> **What you should do**
Retype the whole listing verbatim and keep the pictures out of it.

+++ Rows

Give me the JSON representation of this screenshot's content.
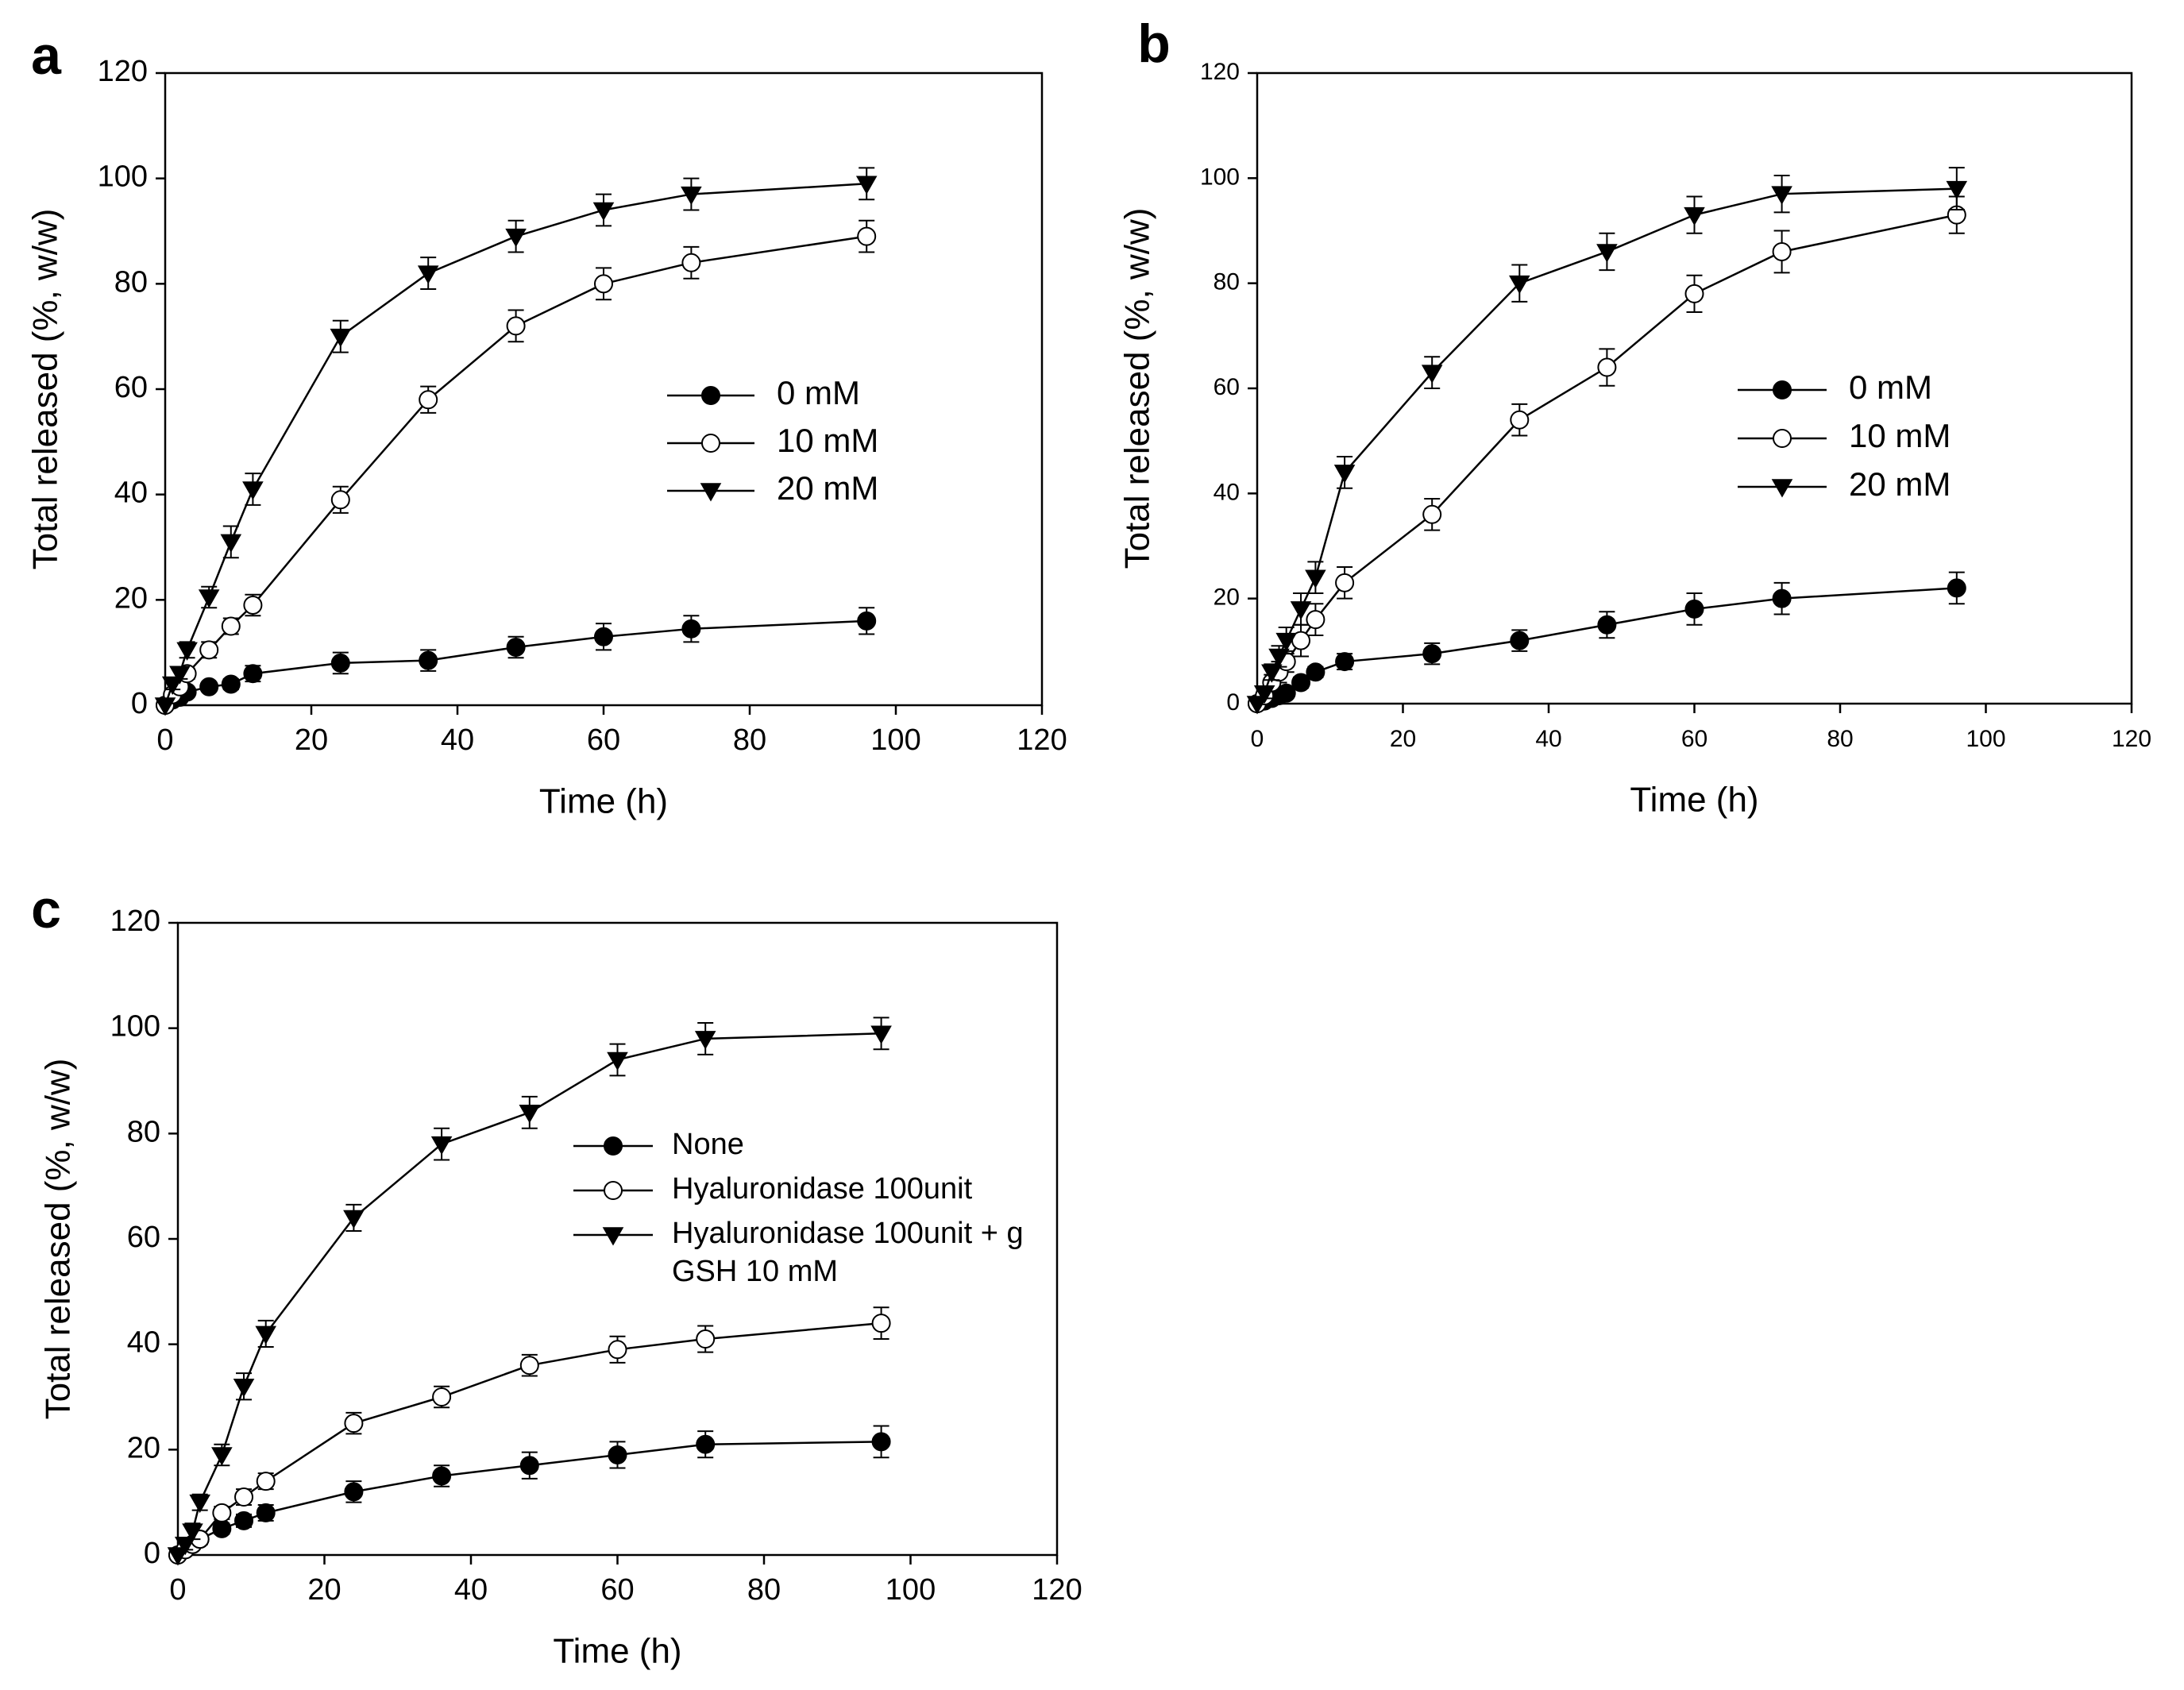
{
  "chart_data": [
    {
      "panel": "a",
      "type": "line",
      "title": "",
      "xlabel": "Time (h)",
      "ylabel": "Total released (%, w/w)",
      "xlim": [
        0,
        120
      ],
      "ylim": [
        0,
        120
      ],
      "xticks": [
        0,
        20,
        40,
        60,
        80,
        100,
        120
      ],
      "yticks": [
        0,
        20,
        40,
        60,
        80,
        100,
        120
      ],
      "grid": false,
      "legend_position": "center-right",
      "series": [
        {
          "name": "0 mM",
          "marker": "filled-circle",
          "x": [
            0,
            1,
            2,
            3,
            6,
            9,
            12,
            24,
            36,
            48,
            60,
            72,
            96
          ],
          "y": [
            0,
            1,
            1.5,
            2.5,
            3.5,
            4,
            6,
            8,
            8.5,
            11,
            13,
            14.5,
            16
          ],
          "err": [
            0,
            0.5,
            0.6,
            0.8,
            0.8,
            1,
            1.5,
            2,
            2,
            2,
            2.5,
            2.5,
            2.5
          ]
        },
        {
          "name": "10 mM",
          "marker": "open-circle",
          "x": [
            0,
            1,
            2,
            3,
            6,
            9,
            12,
            24,
            36,
            48,
            60,
            72,
            96
          ],
          "y": [
            0,
            2,
            3.5,
            6,
            10.5,
            15,
            19,
            39,
            58,
            72,
            80,
            84,
            89
          ],
          "err": [
            0,
            0.8,
            1,
            1,
            1.5,
            1.5,
            2,
            2.5,
            2.5,
            3,
            3,
            3,
            3
          ]
        },
        {
          "name": "20 mM",
          "marker": "filled-triangle-down",
          "x": [
            0,
            1,
            2,
            3,
            6,
            9,
            12,
            24,
            36,
            48,
            60,
            72,
            96
          ],
          "y": [
            0,
            4,
            6,
            10.5,
            20.5,
            31,
            41,
            70,
            82,
            89,
            94,
            97,
            99
          ],
          "err": [
            0,
            1,
            1,
            1.5,
            2,
            3,
            3,
            3,
            3,
            3,
            3,
            3,
            3
          ]
        }
      ]
    },
    {
      "panel": "b",
      "type": "line",
      "title": "",
      "xlabel": "Time (h)",
      "ylabel": "Total released (%, w/w)",
      "xlim": [
        0,
        120
      ],
      "ylim": [
        0,
        120
      ],
      "xticks": [
        0,
        20,
        40,
        60,
        80,
        100,
        120
      ],
      "yticks": [
        0,
        20,
        40,
        60,
        80,
        100,
        120
      ],
      "grid": false,
      "legend_position": "center-right",
      "series": [
        {
          "name": "0 mM",
          "marker": "filled-circle",
          "x": [
            0,
            1,
            2,
            3,
            4,
            6,
            8,
            12,
            24,
            36,
            48,
            60,
            72,
            96
          ],
          "y": [
            0,
            0.5,
            1,
            1.5,
            2,
            4,
            6,
            8,
            9.5,
            12,
            15,
            18,
            20,
            22
          ],
          "err": [
            0,
            0.5,
            0.5,
            0.5,
            0.8,
            1,
            1,
            1.5,
            2,
            2,
            2.5,
            3,
            3,
            3
          ]
        },
        {
          "name": "10 mM",
          "marker": "open-circle",
          "x": [
            0,
            1,
            2,
            3,
            4,
            6,
            8,
            12,
            24,
            36,
            48,
            60,
            72,
            96
          ],
          "y": [
            0,
            1.5,
            4,
            6,
            8,
            12,
            16,
            23,
            36,
            54,
            64,
            78,
            86,
            93
          ],
          "err": [
            0,
            1,
            1.5,
            2,
            2,
            3,
            3,
            3,
            3,
            3,
            3.5,
            3.5,
            4,
            3.5
          ]
        },
        {
          "name": "20 mM",
          "marker": "filled-triangle-down",
          "x": [
            0,
            1,
            2,
            3,
            4,
            6,
            8,
            12,
            24,
            36,
            48,
            60,
            72,
            96
          ],
          "y": [
            0,
            2,
            6,
            9,
            12,
            18,
            24,
            44,
            63,
            80,
            86,
            93,
            97,
            98
          ],
          "err": [
            0,
            1,
            1.5,
            2,
            2.5,
            3,
            3,
            3,
            3,
            3.5,
            3.5,
            3.5,
            3.5,
            4
          ]
        }
      ]
    },
    {
      "panel": "c",
      "type": "line",
      "title": "",
      "xlabel": "Time (h)",
      "ylabel": "Total released (%, w/w)",
      "xlim": [
        0,
        120
      ],
      "ylim": [
        0,
        120
      ],
      "xticks": [
        0,
        20,
        40,
        60,
        80,
        100,
        120
      ],
      "yticks": [
        0,
        20,
        40,
        60,
        80,
        100,
        120
      ],
      "grid": false,
      "legend_position": "center-right",
      "series": [
        {
          "name": "None",
          "marker": "filled-circle",
          "x": [
            0,
            1,
            2,
            3,
            6,
            9,
            12,
            24,
            36,
            48,
            60,
            72,
            96
          ],
          "y": [
            0,
            1,
            2,
            3,
            5,
            6.5,
            8,
            12,
            15,
            17,
            19,
            21,
            21.5
          ],
          "err": [
            0,
            0.5,
            0.5,
            0.8,
            1,
            1.2,
            1.5,
            2,
            2,
            2.5,
            2.5,
            2.5,
            3
          ]
        },
        {
          "name": "Hyaluronidase 100unit",
          "marker": "open-circle",
          "x": [
            0,
            1,
            2,
            3,
            6,
            9,
            12,
            24,
            36,
            48,
            60,
            72,
            96
          ],
          "y": [
            0,
            1,
            2,
            3,
            8,
            11,
            14,
            25,
            30,
            36,
            39,
            41,
            44
          ],
          "err": [
            0,
            0.5,
            0.8,
            1,
            1.2,
            1.5,
            1.5,
            2,
            2,
            2,
            2.5,
            2.5,
            3
          ]
        },
        {
          "name": "Hyaluronidase 100unit + GSH 10 mM",
          "marker": "filled-triangle-down",
          "x": [
            0,
            1,
            2,
            3,
            6,
            9,
            12,
            24,
            36,
            48,
            60,
            72,
            96
          ],
          "y": [
            0,
            2,
            4.5,
            10,
            19,
            32,
            42,
            64,
            78,
            84,
            94,
            98,
            99
          ],
          "err": [
            0,
            1,
            1.5,
            1.5,
            2,
            2.5,
            2.5,
            2.5,
            3,
            3,
            3,
            3,
            3
          ]
        }
      ]
    }
  ],
  "panel_labels": [
    "a",
    "b",
    "c"
  ],
  "legend_c_lines": [
    "None",
    "Hyaluronidase 100unit",
    "Hyaluronidase 100unit + g",
    "GSH 10 mM"
  ]
}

++++++

> **Answer to the problem**
Give me the JSON representation of this screenshot's content.
{
  "chart_data": [
    {
      "panel": "a",
      "type": "line",
      "title": "",
      "xlabel": "Time (h)",
      "ylabel": "Total released (%, w/w)",
      "xlim": [
        0,
        120
      ],
      "ylim": [
        0,
        120
      ],
      "xticks": [
        0,
        20,
        40,
        60,
        80,
        100,
        120
      ],
      "yticks": [
        0,
        20,
        40,
        60,
        80,
        100,
        120
      ],
      "grid": false,
      "legend_position": "center-right",
      "series": [
        {
          "name": "0 mM",
          "marker": "filled-circle",
          "x": [
            0,
            1,
            2,
            3,
            6,
            9,
            12,
            24,
            36,
            48,
            60,
            72,
            96
          ],
          "y": [
            0,
            1,
            1.5,
            2.5,
            3.5,
            4,
            6,
            8,
            8.5,
            11,
            13,
            14.5,
            16
          ],
          "err": [
            0,
            0.5,
            0.6,
            0.8,
            0.8,
            1,
            1.5,
            2,
            2,
            2,
            2.5,
            2.5,
            2.5
          ]
        },
        {
          "name": "10 mM",
          "marker": "open-circle",
          "x": [
            0,
            1,
            2,
            3,
            6,
            9,
            12,
            24,
            36,
            48,
            60,
            72,
            96
          ],
          "y": [
            0,
            2,
            3.5,
            6,
            10.5,
            15,
            19,
            39,
            58,
            72,
            80,
            84,
            89
          ],
          "err": [
            0,
            0.8,
            1,
            1,
            1.5,
            1.5,
            2,
            2.5,
            2.5,
            3,
            3,
            3,
            3
          ]
        },
        {
          "name": "20 mM",
          "marker": "filled-triangle-down",
          "x": [
            0,
            1,
            2,
            3,
            6,
            9,
            12,
            24,
            36,
            48,
            60,
            72,
            96
          ],
          "y": [
            0,
            4,
            6,
            10.5,
            20.5,
            31,
            41,
            70,
            82,
            89,
            94,
            97,
            99
          ],
          "err": [
            0,
            1,
            1,
            1.5,
            2,
            3,
            3,
            3,
            3,
            3,
            3,
            3,
            3
          ]
        }
      ]
    },
    {
      "panel": "b",
      "type": "line",
      "title": "",
      "xlabel": "Time (h)",
      "ylabel": "Total released (%, w/w)",
      "xlim": [
        0,
        120
      ],
      "ylim": [
        0,
        120
      ],
      "xticks": [
        0,
        20,
        40,
        60,
        80,
        100,
        120
      ],
      "yticks": [
        0,
        20,
        40,
        60,
        80,
        100,
        120
      ],
      "grid": false,
      "legend_position": "center-right",
      "series": [
        {
          "name": "0 mM",
          "marker": "filled-circle",
          "x": [
            0,
            1,
            2,
            3,
            4,
            6,
            8,
            12,
            24,
            36,
            48,
            60,
            72,
            96
          ],
          "y": [
            0,
            0.5,
            1,
            1.5,
            2,
            4,
            6,
            8,
            9.5,
            12,
            15,
            18,
            20,
            22
          ],
          "err": [
            0,
            0.5,
            0.5,
            0.5,
            0.8,
            1,
            1,
            1.5,
            2,
            2,
            2.5,
            3,
            3,
            3
          ]
        },
        {
          "name": "10 mM",
          "marker": "open-circle",
          "x": [
            0,
            1,
            2,
            3,
            4,
            6,
            8,
            12,
            24,
            36,
            48,
            60,
            72,
            96
          ],
          "y": [
            0,
            1.5,
            4,
            6,
            8,
            12,
            16,
            23,
            36,
            54,
            64,
            78,
            86,
            93
          ],
          "err": [
            0,
            1,
            1.5,
            2,
            2,
            3,
            3,
            3,
            3,
            3,
            3.5,
            3.5,
            4,
            3.5
          ]
        },
        {
          "name": "20 mM",
          "marker": "filled-triangle-down",
          "x": [
            0,
            1,
            2,
            3,
            4,
            6,
            8,
            12,
            24,
            36,
            48,
            60,
            72,
            96
          ],
          "y": [
            0,
            2,
            6,
            9,
            12,
            18,
            24,
            44,
            63,
            80,
            86,
            93,
            97,
            98
          ],
          "err": [
            0,
            1,
            1.5,
            2,
            2.5,
            3,
            3,
            3,
            3,
            3.5,
            3.5,
            3.5,
            3.5,
            4
          ]
        }
      ]
    },
    {
      "panel": "c",
      "type": "line",
      "title": "",
      "xlabel": "Time (h)",
      "ylabel": "Total released (%, w/w)",
      "xlim": [
        0,
        120
      ],
      "ylim": [
        0,
        120
      ],
      "xticks": [
        0,
        20,
        40,
        60,
        80,
        100,
        120
      ],
      "yticks": [
        0,
        20,
        40,
        60,
        80,
        100,
        120
      ],
      "grid": false,
      "legend_position": "center-right",
      "series": [
        {
          "name": "None",
          "marker": "filled-circle",
          "x": [
            0,
            1,
            2,
            3,
            6,
            9,
            12,
            24,
            36,
            48,
            60,
            72,
            96
          ],
          "y": [
            0,
            1,
            2,
            3,
            5,
            6.5,
            8,
            12,
            15,
            17,
            19,
            21,
            21.5
          ],
          "err": [
            0,
            0.5,
            0.5,
            0.8,
            1,
            1.2,
            1.5,
            2,
            2,
            2.5,
            2.5,
            2.5,
            3
          ]
        },
        {
          "name": "Hyaluronidase 100unit",
          "marker": "open-circle",
          "x": [
            0,
            1,
            2,
            3,
            6,
            9,
            12,
            24,
            36,
            48,
            60,
            72,
            96
          ],
          "y": [
            0,
            1,
            2,
            3,
            8,
            11,
            14,
            25,
            30,
            36,
            39,
            41,
            44
          ],
          "err": [
            0,
            0.5,
            0.8,
            1,
            1.2,
            1.5,
            1.5,
            2,
            2,
            2,
            2.5,
            2.5,
            3
          ]
        },
        {
          "name": "Hyaluronidase 100unit + GSH 10 mM",
          "marker": "filled-triangle-down",
          "x": [
            0,
            1,
            2,
            3,
            6,
            9,
            12,
            24,
            36,
            48,
            60,
            72,
            96
          ],
          "y": [
            0,
            2,
            4.5,
            10,
            19,
            32,
            42,
            64,
            78,
            84,
            94,
            98,
            99
          ],
          "err": [
            0,
            1,
            1.5,
            1.5,
            2,
            2.5,
            2.5,
            2.5,
            3,
            3,
            3,
            3,
            3
          ]
        }
      ]
    }
  ],
  "panel_labels": [
    "a",
    "b",
    "c"
  ],
  "legend_c_lines": [
    "None",
    "Hyaluronidase 100unit",
    "Hyaluronidase 100unit + g",
    "GSH 10 mM"
  ]
}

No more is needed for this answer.